Exercise brief => Please determine how many lines of the material include the word "heading", and respond with nothing but that number.

Part of a data file
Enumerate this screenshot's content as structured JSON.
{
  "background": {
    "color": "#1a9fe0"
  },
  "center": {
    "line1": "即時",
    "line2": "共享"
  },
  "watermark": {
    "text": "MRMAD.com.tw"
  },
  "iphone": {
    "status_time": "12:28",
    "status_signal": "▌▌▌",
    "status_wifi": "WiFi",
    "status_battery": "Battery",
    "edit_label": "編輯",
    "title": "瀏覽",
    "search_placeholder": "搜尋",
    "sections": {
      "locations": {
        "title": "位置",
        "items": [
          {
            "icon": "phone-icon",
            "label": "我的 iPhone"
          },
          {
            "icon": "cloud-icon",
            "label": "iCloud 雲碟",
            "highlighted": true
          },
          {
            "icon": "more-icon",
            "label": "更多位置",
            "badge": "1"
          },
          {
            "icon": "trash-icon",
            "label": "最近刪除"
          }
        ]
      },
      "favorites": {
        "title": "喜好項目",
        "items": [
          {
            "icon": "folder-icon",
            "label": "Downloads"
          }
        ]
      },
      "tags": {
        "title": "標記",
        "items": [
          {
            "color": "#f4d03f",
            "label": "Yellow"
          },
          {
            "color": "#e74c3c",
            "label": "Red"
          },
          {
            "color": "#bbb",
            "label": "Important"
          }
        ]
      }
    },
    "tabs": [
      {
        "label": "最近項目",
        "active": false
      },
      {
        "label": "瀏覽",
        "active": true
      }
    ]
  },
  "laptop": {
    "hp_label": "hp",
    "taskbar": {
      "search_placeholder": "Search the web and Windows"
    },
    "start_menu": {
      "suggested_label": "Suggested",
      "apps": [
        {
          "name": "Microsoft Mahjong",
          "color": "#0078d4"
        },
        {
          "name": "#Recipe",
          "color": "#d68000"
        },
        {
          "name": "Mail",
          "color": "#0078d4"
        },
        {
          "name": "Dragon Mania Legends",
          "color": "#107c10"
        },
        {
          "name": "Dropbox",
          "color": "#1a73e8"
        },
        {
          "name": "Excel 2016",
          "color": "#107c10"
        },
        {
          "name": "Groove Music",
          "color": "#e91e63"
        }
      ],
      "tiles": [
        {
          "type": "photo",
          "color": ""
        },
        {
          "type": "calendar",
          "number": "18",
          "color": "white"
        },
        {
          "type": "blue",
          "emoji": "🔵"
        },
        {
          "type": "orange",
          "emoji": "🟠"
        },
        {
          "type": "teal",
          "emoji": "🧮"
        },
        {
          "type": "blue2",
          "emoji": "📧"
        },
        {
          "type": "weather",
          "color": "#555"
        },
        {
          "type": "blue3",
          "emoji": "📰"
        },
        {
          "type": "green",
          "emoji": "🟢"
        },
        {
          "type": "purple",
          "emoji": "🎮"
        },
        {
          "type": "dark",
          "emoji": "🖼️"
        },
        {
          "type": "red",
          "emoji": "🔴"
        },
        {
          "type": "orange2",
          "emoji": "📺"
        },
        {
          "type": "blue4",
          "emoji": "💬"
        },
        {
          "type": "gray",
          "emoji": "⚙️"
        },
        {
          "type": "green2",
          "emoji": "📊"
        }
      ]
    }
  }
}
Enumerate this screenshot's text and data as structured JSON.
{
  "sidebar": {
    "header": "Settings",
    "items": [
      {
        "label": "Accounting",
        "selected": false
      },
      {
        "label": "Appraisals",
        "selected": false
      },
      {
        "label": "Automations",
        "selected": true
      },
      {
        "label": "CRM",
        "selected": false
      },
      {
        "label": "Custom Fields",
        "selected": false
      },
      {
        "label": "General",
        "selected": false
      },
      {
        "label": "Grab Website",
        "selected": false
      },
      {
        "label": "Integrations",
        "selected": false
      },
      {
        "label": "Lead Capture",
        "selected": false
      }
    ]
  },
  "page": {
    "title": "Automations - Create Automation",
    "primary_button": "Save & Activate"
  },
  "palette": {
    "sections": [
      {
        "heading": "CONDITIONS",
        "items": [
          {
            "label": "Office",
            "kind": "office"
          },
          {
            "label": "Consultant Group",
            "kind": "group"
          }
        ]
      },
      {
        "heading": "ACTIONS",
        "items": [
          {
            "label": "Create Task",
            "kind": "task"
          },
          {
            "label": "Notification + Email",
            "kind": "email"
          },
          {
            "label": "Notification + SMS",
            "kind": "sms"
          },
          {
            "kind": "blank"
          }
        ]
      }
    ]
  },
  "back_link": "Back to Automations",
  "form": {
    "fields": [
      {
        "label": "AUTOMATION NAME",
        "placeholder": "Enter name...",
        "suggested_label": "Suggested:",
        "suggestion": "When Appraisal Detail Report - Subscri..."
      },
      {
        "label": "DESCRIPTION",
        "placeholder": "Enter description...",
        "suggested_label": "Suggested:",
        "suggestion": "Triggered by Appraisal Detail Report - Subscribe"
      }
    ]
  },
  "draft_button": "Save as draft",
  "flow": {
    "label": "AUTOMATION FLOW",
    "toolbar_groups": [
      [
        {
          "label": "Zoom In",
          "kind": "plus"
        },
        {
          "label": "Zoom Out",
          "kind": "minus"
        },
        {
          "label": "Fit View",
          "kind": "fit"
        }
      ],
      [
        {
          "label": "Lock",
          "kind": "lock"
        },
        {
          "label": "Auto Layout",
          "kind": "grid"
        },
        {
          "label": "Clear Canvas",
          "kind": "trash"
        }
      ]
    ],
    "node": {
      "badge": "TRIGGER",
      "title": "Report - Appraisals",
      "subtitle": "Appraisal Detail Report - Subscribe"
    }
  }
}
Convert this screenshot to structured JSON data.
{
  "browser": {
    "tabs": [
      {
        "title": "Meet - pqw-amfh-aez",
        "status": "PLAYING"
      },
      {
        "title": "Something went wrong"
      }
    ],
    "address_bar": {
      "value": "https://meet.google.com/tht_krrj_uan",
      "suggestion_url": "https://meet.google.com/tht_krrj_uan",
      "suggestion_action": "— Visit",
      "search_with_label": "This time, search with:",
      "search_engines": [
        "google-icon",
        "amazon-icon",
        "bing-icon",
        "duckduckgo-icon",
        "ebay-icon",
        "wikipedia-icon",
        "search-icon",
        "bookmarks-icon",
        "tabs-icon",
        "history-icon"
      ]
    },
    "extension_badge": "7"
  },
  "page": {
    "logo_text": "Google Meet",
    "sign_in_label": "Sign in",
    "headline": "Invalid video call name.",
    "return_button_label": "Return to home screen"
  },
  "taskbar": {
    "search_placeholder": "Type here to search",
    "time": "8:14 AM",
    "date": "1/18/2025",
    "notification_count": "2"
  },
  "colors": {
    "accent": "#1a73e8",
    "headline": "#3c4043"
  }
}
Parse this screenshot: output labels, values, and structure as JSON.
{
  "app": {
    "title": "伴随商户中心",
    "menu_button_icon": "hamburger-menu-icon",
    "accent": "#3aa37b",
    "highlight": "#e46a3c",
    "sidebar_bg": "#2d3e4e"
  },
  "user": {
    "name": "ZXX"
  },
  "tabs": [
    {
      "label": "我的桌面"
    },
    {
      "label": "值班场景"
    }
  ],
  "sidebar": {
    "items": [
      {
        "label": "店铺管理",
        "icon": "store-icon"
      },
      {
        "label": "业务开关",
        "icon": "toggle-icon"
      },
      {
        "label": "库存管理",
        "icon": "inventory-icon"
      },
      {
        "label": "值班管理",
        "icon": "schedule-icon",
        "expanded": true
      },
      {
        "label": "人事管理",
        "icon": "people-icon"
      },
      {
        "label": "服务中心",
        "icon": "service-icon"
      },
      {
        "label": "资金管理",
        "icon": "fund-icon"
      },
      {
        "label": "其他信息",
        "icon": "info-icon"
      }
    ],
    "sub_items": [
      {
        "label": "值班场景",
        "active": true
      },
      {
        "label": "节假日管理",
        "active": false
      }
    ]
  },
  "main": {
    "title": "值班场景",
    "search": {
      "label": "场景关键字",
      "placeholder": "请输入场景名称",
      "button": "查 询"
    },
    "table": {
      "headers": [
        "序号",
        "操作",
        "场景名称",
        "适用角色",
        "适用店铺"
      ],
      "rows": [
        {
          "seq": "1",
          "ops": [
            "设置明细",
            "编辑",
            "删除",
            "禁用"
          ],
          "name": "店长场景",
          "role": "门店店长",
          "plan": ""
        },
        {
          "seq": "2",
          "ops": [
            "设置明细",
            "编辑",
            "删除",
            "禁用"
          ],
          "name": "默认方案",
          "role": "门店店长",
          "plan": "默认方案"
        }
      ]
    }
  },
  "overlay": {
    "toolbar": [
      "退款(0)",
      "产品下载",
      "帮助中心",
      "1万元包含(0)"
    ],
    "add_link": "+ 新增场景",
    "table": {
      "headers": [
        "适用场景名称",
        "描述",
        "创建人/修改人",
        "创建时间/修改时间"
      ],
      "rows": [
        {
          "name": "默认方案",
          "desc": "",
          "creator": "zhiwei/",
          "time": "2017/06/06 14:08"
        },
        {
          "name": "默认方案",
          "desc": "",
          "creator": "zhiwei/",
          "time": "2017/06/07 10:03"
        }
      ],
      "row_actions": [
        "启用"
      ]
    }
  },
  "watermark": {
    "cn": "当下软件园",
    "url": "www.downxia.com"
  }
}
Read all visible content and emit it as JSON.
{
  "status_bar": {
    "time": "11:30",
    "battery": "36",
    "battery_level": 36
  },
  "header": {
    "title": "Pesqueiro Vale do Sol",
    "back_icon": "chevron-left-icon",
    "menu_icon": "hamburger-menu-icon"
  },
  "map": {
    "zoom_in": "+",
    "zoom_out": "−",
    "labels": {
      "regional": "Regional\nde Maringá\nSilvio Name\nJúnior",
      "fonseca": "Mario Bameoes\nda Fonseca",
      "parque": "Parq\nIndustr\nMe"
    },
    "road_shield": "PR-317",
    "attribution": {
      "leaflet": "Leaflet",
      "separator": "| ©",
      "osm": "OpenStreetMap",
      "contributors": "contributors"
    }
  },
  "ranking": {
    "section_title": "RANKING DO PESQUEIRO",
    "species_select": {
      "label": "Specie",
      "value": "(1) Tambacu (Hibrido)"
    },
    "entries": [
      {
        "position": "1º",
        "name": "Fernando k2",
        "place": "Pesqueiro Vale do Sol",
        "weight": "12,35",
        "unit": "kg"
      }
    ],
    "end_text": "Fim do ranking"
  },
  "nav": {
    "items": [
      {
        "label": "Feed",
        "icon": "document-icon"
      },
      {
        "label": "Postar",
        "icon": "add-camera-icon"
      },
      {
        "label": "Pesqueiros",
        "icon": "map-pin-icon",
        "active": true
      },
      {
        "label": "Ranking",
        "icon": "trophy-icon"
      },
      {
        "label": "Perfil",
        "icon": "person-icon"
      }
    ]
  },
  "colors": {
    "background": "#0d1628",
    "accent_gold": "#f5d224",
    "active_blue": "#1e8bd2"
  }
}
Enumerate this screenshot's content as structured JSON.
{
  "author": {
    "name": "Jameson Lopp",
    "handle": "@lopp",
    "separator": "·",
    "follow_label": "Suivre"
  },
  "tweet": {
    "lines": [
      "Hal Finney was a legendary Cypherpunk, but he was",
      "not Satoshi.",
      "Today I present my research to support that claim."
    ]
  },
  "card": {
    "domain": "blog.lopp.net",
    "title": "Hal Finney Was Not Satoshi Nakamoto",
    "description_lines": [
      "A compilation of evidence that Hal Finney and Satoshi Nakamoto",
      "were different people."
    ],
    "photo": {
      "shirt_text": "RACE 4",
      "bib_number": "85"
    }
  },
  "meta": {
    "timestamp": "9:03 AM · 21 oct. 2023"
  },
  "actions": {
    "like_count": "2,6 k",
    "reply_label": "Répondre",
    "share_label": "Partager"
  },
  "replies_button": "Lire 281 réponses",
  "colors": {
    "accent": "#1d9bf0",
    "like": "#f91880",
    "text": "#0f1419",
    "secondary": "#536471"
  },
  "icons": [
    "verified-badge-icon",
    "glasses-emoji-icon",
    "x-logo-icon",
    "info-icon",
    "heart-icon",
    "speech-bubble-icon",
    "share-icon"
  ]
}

Full solution => 2